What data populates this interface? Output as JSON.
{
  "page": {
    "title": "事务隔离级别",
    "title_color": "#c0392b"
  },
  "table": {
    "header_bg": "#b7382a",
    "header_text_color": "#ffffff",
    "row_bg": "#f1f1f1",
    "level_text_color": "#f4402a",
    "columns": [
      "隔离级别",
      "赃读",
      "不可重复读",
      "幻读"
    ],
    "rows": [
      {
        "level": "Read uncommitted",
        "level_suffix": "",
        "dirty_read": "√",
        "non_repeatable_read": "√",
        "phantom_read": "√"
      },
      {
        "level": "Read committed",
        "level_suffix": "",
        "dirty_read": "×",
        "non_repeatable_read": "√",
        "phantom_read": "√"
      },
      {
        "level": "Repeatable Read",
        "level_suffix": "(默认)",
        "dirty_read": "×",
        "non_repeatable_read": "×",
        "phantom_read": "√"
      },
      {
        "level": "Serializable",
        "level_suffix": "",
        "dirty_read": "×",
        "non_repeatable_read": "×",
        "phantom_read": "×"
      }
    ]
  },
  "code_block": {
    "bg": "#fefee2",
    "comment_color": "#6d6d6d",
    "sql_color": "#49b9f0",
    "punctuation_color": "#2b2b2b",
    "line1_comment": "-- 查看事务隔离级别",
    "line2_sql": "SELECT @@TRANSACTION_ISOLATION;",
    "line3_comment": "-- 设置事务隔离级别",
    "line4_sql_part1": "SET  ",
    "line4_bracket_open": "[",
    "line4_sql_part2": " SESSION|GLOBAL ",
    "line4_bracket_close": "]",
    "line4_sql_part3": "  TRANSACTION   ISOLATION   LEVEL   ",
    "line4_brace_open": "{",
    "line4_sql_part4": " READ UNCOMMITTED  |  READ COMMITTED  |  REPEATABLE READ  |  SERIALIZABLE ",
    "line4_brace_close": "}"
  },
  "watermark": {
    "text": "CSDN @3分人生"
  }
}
--------------------------------
■ **Work instructions**
Your task is to repeat every entry exactly.

■ **Solution to this problem**
What data populates this interface? Output as JSON.
{
  "page": {
    "title": "事务隔离级别",
    "title_color": "#c0392b"
  },
  "table": {
    "header_bg": "#b7382a",
    "header_text_color": "#ffffff",
    "row_bg": "#f1f1f1",
    "level_text_color": "#f4402a",
    "columns": [
      "隔离级别",
      "赃读",
      "不可重复读",
      "幻读"
    ],
    "rows": [
      {
        "level": "Read uncommitted",
        "level_suffix": "",
        "dirty_read": "√",
        "non_repeatable_read": "√",
        "phantom_read": "√"
      },
      {
        "level": "Read committed",
        "level_suffix": "",
        "dirty_read": "×",
        "non_repeatable_read": "√",
        "phantom_read": "√"
      },
      {
        "level": "Repeatable Read",
        "level_suffix": "(默认)",
        "dirty_read": "×",
        "non_repeatable_read": "×",
        "phantom_read": "√"
      },
      {
        "level": "Serializable",
        "level_suffix": "",
        "dirty_read": "×",
        "non_repeatable_read": "×",
        "phantom_read": "×"
      }
    ]
  },
  "code_block": {
    "bg": "#fefee2",
    "comment_color": "#6d6d6d",
    "sql_color": "#49b9f0",
    "punctuation_color": "#2b2b2b",
    "line1_comment": "-- 查看事务隔离级别",
    "line2_sql": "SELECT @@TRANSACTION_ISOLATION;",
    "line3_comment": "-- 设置事务隔离级别",
    "line4_sql_part1": "SET  ",
    "line4_bracket_open": "[",
    "line4_sql_part2": " SESSION|GLOBAL ",
    "line4_bracket_close": "]",
    "line4_sql_part3": "  TRANSACTION   ISOLATION   LEVEL   ",
    "line4_brace_open": "{",
    "line4_sql_part4": " READ UNCOMMITTED  |  READ COMMITTED  |  REPEATABLE READ  |  SERIALIZABLE ",
    "line4_brace_close": "}"
  },
  "watermark": {
    "text": "CSDN @3分人生"
  }
}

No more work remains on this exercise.